Problem statement:
Gather every line from the entries below that includes "Vardi".

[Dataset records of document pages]

-*-*-

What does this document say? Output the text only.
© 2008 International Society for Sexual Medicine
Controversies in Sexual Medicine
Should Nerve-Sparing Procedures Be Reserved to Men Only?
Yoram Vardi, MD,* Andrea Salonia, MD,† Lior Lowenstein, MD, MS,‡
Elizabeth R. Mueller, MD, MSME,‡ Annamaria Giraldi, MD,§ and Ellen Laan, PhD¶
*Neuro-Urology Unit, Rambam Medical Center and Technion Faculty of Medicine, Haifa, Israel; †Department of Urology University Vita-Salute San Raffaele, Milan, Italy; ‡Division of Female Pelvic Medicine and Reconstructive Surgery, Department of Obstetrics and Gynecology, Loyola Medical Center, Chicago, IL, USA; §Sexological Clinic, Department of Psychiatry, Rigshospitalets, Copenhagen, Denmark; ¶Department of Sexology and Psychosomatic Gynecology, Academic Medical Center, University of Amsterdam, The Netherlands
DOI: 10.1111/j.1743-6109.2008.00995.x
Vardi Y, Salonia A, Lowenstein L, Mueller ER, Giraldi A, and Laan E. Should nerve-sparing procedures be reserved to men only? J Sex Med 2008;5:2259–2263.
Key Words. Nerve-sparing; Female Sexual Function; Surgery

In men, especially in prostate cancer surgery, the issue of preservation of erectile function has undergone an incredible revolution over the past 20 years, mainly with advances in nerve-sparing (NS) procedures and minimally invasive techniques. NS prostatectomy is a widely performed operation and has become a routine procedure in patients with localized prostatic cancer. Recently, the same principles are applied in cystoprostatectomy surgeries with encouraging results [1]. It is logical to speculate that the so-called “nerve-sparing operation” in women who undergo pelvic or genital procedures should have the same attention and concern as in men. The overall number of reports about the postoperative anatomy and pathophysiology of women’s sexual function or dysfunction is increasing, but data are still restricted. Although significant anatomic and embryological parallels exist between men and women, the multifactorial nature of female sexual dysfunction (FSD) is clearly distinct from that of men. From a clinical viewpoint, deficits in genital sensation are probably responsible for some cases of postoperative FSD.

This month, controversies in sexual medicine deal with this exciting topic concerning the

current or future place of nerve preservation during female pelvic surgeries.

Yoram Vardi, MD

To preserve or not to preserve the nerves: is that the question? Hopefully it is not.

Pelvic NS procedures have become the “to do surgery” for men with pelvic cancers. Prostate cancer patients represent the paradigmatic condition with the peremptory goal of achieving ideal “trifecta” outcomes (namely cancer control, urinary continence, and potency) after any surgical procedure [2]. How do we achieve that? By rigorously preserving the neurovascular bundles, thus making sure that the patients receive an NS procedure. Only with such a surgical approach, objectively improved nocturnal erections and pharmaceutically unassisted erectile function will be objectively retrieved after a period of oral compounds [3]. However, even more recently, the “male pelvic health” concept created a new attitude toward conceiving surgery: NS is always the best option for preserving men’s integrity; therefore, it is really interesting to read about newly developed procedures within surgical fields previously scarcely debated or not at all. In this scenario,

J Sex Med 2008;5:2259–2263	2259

-*-*-

Answer to this exercise:
Yoram Vardi, MD,* Andrea Salonia, MD,† Lior Lowenstein, MD, MS,‡
Vardi Y, Salonia A, Lowenstein L, Mueller ER, Giraldi A, and Laan E. Should nerve-sparing procedures be reserved to men only? J Sex Med 2008;5:2259–2263.
Yoram Vardi, MD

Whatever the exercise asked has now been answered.